## Start Material provided

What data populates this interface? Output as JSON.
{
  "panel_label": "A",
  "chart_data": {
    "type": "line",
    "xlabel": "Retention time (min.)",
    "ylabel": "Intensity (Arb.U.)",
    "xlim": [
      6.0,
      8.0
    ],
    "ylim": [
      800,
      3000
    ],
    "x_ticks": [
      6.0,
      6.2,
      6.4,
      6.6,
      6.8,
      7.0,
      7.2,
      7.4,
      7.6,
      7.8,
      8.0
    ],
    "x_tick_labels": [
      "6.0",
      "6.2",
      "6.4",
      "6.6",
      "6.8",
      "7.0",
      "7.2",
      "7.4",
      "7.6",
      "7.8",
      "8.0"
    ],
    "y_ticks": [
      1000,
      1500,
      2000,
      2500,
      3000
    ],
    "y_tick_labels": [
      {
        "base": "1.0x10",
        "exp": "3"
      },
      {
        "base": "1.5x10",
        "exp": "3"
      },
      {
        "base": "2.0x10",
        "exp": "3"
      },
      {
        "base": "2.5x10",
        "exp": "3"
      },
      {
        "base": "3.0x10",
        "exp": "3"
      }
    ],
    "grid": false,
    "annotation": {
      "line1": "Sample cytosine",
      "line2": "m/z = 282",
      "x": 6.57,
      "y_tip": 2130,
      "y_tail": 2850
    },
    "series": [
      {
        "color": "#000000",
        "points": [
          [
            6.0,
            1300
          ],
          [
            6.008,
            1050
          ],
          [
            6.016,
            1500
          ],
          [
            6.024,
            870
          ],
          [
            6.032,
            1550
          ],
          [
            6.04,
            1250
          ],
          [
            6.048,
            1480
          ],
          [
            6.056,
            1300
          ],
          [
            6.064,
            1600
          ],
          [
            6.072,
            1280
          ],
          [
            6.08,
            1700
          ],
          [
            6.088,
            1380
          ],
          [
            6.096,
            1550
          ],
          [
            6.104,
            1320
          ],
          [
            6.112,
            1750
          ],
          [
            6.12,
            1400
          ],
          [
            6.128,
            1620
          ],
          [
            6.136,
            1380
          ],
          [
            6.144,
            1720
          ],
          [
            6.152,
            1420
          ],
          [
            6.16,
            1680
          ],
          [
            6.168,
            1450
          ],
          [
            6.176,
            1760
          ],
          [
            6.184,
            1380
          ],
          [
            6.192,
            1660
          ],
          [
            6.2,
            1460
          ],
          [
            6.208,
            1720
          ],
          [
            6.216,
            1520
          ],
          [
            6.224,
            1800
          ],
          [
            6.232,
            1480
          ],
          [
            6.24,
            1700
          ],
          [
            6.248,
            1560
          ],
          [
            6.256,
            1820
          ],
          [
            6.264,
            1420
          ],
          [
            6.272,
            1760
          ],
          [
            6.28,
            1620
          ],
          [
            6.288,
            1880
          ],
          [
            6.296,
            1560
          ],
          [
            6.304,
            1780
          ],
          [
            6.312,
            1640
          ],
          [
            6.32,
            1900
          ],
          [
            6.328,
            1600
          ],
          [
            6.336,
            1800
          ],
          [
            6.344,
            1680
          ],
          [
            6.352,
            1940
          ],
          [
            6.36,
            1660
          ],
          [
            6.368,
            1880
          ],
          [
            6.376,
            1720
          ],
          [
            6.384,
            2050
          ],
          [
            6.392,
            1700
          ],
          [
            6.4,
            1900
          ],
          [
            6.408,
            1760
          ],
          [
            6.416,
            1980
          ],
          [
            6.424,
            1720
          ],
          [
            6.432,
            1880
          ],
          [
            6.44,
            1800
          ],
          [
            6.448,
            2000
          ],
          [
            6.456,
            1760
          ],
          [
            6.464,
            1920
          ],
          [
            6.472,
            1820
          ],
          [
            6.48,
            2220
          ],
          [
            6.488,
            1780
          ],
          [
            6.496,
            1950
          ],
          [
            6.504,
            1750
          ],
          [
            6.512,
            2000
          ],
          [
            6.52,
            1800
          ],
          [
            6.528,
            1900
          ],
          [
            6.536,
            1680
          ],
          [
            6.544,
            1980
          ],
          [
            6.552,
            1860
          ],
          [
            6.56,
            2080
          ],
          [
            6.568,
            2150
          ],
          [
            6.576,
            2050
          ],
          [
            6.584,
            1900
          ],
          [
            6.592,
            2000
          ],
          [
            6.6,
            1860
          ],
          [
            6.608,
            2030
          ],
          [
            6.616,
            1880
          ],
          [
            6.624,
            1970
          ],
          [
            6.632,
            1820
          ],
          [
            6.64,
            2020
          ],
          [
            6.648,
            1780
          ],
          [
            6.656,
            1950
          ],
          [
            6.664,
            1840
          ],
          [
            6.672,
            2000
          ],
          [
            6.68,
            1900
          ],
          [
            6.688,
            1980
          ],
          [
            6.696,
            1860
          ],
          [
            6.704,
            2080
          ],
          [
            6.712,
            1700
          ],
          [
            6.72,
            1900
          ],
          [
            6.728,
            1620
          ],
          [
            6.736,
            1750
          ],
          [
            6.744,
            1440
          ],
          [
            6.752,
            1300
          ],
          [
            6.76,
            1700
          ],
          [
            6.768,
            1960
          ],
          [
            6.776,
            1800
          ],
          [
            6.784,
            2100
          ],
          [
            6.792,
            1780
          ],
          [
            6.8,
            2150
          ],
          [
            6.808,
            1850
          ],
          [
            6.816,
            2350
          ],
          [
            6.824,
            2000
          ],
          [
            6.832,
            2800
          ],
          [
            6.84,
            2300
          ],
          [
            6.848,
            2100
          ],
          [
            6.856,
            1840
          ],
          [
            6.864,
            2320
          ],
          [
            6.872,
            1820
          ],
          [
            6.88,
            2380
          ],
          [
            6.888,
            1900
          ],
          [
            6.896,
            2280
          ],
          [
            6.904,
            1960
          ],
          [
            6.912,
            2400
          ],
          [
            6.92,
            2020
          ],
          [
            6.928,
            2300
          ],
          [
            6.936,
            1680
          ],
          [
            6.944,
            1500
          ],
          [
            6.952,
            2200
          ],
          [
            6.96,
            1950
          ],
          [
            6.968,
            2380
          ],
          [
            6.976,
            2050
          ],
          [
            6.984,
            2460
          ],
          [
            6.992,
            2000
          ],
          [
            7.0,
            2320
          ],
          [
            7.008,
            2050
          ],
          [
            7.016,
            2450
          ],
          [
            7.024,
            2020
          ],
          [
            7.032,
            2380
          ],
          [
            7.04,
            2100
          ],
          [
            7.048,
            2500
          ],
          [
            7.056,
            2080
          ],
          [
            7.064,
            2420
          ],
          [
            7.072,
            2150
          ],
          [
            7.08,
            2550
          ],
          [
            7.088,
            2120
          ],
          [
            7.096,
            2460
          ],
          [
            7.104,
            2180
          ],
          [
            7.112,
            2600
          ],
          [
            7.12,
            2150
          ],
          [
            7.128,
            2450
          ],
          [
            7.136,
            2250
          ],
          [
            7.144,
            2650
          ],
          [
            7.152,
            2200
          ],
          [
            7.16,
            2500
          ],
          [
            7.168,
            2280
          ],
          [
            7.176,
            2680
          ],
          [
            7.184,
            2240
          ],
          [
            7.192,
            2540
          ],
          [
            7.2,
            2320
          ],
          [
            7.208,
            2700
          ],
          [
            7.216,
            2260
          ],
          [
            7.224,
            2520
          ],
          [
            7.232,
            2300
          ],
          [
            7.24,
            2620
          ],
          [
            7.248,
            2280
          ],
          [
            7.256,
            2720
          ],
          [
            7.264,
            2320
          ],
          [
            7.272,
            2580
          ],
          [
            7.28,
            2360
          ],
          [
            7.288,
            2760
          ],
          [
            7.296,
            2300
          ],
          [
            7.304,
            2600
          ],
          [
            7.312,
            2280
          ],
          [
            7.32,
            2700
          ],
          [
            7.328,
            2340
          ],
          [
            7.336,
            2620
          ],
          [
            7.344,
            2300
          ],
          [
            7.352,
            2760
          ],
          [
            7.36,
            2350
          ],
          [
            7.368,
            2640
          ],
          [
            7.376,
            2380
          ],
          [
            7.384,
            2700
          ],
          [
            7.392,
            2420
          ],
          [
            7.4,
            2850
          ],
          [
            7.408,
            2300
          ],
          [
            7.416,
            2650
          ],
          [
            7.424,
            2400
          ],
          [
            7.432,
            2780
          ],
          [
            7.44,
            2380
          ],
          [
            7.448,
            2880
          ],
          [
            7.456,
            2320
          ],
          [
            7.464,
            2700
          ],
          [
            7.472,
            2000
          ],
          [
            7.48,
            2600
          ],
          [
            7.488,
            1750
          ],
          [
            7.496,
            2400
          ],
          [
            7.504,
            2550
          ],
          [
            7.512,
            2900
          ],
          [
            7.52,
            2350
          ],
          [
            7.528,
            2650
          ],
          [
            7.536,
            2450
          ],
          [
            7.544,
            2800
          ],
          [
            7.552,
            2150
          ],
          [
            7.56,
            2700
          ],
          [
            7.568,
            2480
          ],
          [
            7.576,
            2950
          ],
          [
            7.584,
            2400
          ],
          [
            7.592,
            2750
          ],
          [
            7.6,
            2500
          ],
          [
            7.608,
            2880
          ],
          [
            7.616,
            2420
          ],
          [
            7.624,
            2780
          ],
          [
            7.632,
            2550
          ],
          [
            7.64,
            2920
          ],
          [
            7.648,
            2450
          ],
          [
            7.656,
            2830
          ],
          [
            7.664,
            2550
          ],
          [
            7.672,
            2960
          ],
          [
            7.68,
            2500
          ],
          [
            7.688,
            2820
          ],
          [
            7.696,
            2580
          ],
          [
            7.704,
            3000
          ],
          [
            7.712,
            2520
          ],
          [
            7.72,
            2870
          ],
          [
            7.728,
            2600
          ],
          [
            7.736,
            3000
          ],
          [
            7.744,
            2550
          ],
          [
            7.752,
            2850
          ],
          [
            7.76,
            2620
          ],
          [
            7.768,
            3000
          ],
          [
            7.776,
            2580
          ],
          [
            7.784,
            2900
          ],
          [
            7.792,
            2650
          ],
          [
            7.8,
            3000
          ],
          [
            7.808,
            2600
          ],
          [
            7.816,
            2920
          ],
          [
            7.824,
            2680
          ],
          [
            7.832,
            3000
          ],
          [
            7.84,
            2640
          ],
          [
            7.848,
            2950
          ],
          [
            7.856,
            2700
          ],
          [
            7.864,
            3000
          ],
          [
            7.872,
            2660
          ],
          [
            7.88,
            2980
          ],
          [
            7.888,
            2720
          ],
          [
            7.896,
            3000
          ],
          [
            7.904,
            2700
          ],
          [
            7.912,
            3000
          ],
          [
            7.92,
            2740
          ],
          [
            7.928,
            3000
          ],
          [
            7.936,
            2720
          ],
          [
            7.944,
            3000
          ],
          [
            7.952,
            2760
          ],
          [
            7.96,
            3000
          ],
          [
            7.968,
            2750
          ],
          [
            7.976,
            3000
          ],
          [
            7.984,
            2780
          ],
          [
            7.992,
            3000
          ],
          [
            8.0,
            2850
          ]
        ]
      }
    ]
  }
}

## End Material provided

Instruction:
Extract all lines from the material above that include the word "base".

Exercise result:
        "base": "1.0x10",
        "base": "1.5x10",
        "base": "2.0x10",
        "base": "2.5x10",
        "base": "3.0x10",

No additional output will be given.